- Aim of the task -
Locate every line that holds the string "Bitcoin" and copy it.

_ _ _ _

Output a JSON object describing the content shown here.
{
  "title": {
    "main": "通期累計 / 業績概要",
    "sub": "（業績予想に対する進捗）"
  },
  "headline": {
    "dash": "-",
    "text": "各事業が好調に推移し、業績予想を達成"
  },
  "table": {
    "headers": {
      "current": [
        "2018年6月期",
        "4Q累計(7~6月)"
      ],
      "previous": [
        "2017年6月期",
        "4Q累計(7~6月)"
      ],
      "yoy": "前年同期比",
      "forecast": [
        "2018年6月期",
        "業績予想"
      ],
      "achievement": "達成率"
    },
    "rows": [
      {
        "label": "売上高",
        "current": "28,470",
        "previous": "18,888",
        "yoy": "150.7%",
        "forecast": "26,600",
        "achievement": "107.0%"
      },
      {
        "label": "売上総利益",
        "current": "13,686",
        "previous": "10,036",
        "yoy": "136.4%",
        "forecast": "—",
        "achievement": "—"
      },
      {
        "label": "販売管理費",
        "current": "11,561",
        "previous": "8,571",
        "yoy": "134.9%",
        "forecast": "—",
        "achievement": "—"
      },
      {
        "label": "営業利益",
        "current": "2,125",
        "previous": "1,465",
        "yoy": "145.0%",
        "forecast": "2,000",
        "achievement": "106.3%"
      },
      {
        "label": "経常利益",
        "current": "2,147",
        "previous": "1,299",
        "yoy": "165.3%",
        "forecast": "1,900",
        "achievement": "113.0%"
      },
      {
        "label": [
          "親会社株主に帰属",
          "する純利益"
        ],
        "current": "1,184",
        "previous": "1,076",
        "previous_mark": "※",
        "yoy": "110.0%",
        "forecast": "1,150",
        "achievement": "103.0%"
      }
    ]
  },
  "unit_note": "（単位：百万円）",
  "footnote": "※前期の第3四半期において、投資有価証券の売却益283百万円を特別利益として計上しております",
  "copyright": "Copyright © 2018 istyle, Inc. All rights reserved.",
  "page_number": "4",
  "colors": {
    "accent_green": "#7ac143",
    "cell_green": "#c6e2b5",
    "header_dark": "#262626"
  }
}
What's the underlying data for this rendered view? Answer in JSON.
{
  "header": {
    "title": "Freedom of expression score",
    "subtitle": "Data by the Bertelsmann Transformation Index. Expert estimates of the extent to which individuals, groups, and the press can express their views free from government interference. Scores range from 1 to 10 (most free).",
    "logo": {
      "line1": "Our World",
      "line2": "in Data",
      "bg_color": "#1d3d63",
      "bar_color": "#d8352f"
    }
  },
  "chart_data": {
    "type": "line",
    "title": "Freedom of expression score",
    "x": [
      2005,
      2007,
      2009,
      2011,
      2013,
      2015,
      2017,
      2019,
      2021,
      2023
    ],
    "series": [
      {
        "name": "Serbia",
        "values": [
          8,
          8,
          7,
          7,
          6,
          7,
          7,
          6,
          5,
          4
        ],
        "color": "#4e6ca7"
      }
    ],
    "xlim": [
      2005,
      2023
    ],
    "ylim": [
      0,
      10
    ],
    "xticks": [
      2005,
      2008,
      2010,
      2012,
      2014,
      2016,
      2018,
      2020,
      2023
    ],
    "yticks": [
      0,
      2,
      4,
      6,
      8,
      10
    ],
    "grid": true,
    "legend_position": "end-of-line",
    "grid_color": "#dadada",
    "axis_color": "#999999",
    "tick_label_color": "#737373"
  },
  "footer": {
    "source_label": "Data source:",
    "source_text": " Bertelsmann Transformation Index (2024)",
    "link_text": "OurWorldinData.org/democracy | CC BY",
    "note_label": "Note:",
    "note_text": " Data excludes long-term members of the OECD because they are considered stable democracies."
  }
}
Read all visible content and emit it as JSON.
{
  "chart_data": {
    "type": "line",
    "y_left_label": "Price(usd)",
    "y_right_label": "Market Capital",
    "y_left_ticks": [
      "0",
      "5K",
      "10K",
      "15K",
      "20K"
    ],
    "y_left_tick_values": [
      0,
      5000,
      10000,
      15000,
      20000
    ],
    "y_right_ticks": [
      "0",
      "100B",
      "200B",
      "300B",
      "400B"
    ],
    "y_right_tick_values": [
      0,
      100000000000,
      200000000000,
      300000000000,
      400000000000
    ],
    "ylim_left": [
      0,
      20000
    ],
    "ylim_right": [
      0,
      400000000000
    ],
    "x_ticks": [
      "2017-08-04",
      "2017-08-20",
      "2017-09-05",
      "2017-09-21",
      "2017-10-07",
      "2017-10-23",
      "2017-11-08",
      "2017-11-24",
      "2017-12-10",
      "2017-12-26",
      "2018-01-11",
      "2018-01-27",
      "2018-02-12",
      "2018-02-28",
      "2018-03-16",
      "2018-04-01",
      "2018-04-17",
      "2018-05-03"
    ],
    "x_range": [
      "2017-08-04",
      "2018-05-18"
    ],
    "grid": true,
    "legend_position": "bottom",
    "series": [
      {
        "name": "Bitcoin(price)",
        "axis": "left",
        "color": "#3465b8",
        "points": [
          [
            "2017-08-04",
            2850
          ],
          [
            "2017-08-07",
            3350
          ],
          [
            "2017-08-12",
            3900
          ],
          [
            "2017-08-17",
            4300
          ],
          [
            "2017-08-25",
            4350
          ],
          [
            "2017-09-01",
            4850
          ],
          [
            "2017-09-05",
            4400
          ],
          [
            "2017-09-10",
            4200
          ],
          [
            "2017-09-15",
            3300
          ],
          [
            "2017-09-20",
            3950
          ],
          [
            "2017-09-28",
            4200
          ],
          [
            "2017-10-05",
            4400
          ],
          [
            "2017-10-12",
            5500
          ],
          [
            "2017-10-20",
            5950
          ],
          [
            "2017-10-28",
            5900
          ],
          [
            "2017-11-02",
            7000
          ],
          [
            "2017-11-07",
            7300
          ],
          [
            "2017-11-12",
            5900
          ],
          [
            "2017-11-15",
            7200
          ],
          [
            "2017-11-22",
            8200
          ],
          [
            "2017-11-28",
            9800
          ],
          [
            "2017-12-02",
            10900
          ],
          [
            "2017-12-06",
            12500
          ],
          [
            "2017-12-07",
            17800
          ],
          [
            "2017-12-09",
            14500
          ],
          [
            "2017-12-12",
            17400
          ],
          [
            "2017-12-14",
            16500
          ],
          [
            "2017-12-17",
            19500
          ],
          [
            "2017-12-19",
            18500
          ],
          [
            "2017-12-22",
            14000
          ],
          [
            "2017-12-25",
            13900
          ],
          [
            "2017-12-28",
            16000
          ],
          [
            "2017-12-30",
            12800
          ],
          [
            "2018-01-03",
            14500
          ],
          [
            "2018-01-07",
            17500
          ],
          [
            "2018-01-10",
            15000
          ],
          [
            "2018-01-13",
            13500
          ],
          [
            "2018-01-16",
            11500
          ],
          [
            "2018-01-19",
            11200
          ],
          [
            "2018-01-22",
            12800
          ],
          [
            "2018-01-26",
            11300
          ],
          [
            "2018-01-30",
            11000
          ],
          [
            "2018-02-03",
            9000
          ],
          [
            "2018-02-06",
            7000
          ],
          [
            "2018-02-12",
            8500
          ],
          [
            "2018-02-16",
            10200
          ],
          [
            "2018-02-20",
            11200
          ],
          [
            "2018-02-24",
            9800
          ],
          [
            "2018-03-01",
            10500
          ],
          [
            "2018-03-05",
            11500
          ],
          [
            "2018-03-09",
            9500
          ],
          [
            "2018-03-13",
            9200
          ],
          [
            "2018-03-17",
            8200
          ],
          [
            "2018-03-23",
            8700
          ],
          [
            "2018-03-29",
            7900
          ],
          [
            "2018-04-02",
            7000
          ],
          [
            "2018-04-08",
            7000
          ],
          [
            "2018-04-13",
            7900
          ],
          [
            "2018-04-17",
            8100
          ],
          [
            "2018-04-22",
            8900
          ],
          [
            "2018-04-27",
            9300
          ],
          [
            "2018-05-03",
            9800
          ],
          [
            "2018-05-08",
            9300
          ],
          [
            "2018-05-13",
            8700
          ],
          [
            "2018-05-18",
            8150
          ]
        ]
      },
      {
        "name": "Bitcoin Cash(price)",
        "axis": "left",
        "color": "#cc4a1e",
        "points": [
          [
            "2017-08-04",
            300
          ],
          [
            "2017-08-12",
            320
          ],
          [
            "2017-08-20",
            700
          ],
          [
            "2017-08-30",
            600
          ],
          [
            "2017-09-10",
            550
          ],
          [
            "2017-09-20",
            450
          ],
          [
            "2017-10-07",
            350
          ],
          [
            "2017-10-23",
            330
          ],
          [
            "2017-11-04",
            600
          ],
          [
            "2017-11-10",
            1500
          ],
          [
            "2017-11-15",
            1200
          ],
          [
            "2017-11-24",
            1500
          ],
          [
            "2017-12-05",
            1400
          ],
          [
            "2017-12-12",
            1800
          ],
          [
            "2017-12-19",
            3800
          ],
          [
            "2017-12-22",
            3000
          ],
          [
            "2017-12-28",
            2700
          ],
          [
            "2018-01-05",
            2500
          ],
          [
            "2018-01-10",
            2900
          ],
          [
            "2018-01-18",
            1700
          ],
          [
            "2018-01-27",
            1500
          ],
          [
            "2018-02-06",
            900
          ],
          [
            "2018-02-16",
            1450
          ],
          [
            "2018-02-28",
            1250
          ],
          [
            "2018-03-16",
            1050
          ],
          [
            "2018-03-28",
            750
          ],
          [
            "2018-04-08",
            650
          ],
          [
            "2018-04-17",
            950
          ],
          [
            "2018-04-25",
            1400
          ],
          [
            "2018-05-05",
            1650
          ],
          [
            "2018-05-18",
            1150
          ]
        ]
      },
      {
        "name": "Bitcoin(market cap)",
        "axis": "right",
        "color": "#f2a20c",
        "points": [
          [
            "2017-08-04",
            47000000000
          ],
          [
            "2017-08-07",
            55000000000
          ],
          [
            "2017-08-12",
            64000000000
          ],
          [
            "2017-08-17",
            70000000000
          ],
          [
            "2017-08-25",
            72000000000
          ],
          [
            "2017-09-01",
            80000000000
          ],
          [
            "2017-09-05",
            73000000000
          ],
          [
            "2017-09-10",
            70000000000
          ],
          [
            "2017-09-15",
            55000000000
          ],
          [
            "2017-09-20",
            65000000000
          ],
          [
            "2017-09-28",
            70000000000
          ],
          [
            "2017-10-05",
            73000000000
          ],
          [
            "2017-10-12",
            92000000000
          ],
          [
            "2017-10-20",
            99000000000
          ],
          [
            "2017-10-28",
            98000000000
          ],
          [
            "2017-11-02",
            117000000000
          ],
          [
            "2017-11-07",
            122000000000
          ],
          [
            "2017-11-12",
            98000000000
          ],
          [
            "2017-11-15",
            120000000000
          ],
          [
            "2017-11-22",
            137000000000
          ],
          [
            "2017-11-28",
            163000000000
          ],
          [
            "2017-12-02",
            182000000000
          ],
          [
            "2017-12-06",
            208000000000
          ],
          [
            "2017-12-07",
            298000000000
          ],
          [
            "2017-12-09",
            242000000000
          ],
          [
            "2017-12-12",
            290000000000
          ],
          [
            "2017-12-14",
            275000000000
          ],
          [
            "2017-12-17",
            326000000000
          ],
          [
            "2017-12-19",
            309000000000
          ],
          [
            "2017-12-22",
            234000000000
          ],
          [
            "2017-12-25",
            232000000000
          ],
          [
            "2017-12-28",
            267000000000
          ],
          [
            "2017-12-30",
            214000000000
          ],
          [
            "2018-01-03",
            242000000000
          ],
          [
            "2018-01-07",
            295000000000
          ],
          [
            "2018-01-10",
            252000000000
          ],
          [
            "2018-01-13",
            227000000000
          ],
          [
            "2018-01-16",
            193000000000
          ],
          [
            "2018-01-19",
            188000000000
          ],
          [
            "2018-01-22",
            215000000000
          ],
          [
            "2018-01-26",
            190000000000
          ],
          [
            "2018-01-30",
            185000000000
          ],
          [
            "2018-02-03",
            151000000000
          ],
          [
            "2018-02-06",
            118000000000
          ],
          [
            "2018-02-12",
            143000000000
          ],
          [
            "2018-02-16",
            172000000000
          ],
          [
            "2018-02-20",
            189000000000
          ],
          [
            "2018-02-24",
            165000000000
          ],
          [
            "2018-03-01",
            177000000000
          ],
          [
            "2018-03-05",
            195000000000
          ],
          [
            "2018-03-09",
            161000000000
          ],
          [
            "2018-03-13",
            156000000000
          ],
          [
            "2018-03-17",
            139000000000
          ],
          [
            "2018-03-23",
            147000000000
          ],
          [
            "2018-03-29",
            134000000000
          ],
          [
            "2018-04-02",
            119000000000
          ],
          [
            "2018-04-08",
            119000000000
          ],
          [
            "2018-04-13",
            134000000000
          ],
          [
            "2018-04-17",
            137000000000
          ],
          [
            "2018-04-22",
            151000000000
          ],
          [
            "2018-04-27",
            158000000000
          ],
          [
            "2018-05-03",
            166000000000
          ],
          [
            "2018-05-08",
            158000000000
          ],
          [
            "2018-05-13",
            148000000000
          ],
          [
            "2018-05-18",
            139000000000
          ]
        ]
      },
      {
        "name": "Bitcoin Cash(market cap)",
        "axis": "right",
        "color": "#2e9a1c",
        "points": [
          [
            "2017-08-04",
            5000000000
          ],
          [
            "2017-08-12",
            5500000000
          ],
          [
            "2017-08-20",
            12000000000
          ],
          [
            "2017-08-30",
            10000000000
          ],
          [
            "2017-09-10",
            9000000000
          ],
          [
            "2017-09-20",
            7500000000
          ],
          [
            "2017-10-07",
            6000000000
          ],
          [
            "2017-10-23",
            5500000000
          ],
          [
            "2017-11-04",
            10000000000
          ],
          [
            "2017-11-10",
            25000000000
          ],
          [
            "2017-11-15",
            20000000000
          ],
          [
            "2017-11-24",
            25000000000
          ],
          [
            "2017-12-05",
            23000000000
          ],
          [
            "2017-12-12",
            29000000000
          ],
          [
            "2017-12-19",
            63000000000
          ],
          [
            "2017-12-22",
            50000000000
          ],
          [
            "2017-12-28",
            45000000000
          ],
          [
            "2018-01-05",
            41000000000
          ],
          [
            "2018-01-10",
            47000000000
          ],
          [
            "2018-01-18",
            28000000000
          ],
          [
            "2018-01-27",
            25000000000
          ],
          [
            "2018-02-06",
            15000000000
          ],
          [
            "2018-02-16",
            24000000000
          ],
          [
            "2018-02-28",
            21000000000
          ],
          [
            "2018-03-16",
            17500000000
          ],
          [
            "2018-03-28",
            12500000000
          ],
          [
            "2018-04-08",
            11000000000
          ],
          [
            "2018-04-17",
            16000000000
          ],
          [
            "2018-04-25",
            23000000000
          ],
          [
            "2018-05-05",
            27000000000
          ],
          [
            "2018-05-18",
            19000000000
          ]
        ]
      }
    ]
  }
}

_ _ _ _

- Output for this task -
        "name": "Bitcoin(price)",
        "name": "Bitcoin Cash(price)",
        "name": "Bitcoin(market cap)",
        "name": "Bitcoin Cash(market cap)",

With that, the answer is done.